*Stated problem*.
Make an exact transcription of the material, leaving out all images.

[Collected data entries]
#####
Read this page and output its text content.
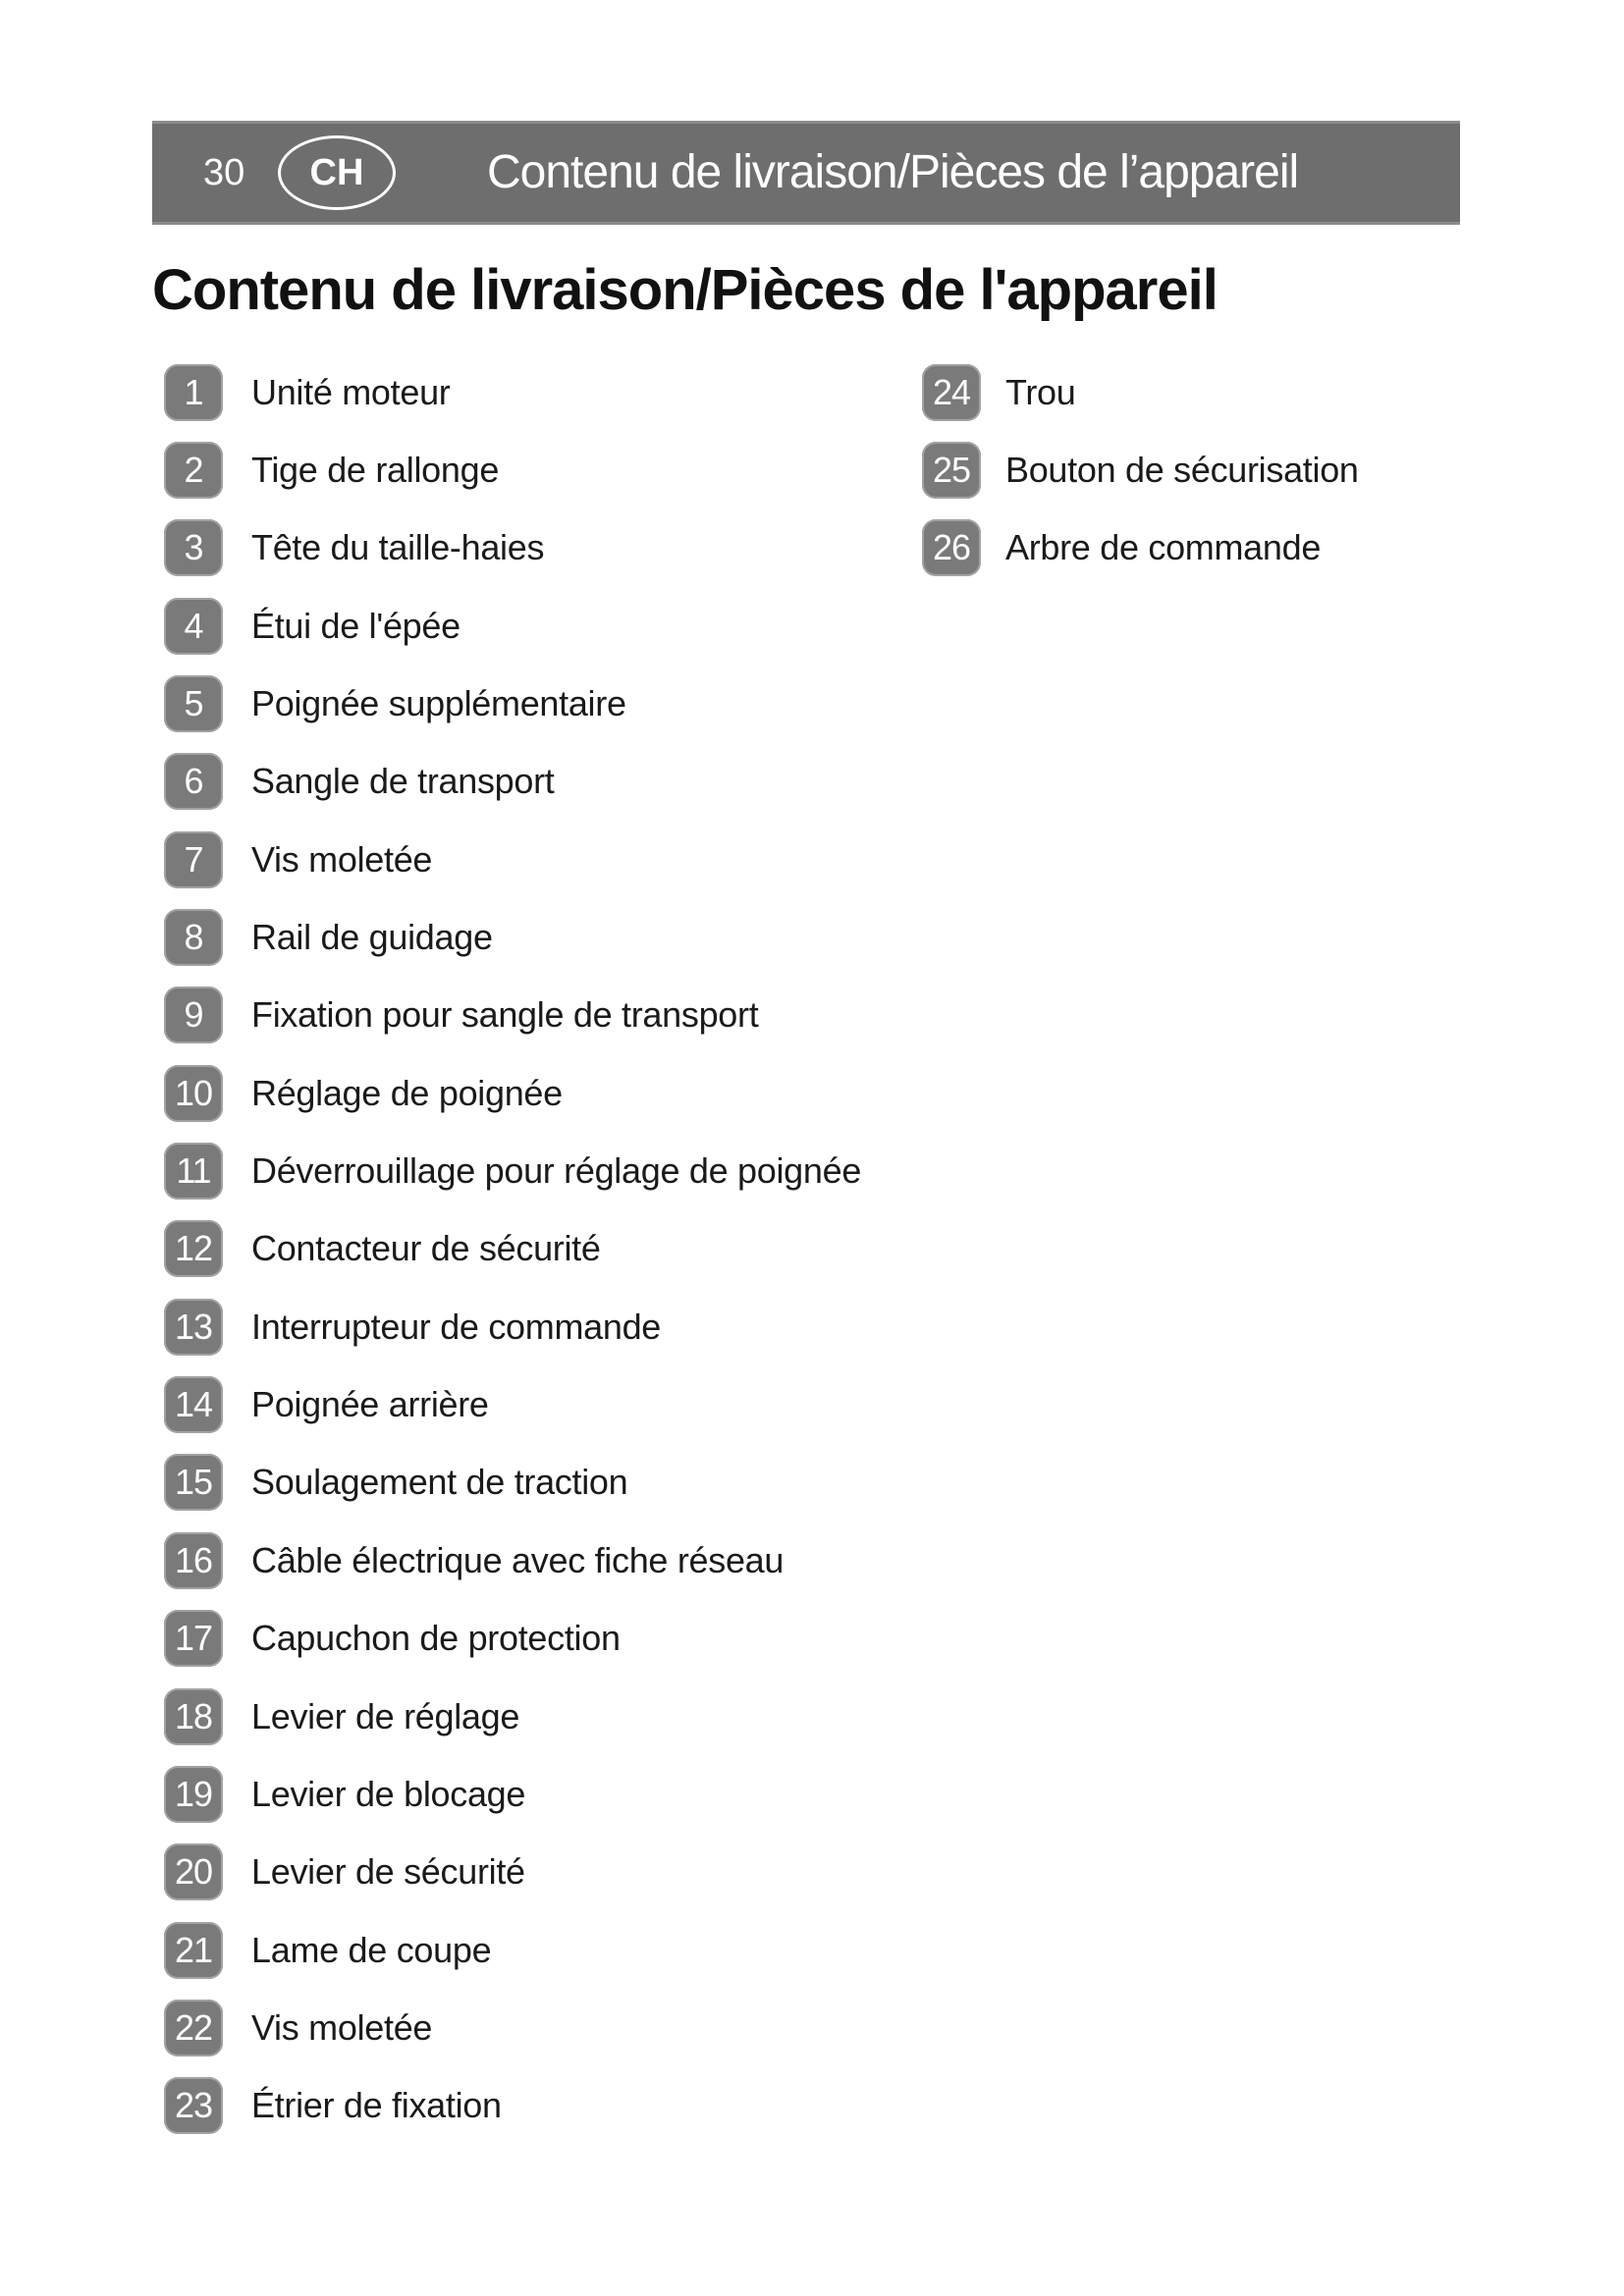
30	CH	Contenu de livraison/Pièces de l’appareil
Contenu de livraison/Pièces de l'appareil
1	Unité moteur
2	Tige de rallonge
3	Tête du taille-haies
4	Étui de l'épée
5	Poignée supplémentaire
6	Sangle de transport
7	Vis moletée
8	Rail de guidage
9	Fixation pour sangle de transport
10	Réglage de poignée
11	Déverrouillage pour réglage de poignée
12	Contacteur de sécurité
13	Interrupteur de commande
14	Poignée arrière
15	Soulagement de traction
16	Câble électrique avec fiche réseau
17	Capuchon de protection
18	Levier de réglage
19	Levier de blocage
20	Levier de sécurité
21	Lame de coupe
22	Vis moletée
23	Étrier de fixation
24 Trou
25 Bouton de sécurisation
26 Arbre de commande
#####
*In response*.
Read this page and output its text content.
30	CH	Contenu de livraison/Pièces de l’appareil
Contenu de livraison/Pièces de l'appareil
1	Unité moteur
2	Tige de rallonge
3	Tête du taille-haies
4	Étui de l'épée
5	Poignée supplémentaire
6	Sangle de transport
7	Vis moletée
8	Rail de guidage
9	Fixation pour sangle de transport
10	Réglage de poignée
11	Déverrouillage pour réglage de poignée
12	Contacteur de sécurité
13	Interrupteur de commande
14	Poignée arrière
15	Soulagement de traction
16	Câble électrique avec fiche réseau
17	Capuchon de protection
18	Levier de réglage
19	Levier de blocage
20	Levier de sécurité
21	Lame de coupe
22	Vis moletée
23	Étrier de fixation
24 Trou
25 Bouton de sécurisation
26 Arbre de commande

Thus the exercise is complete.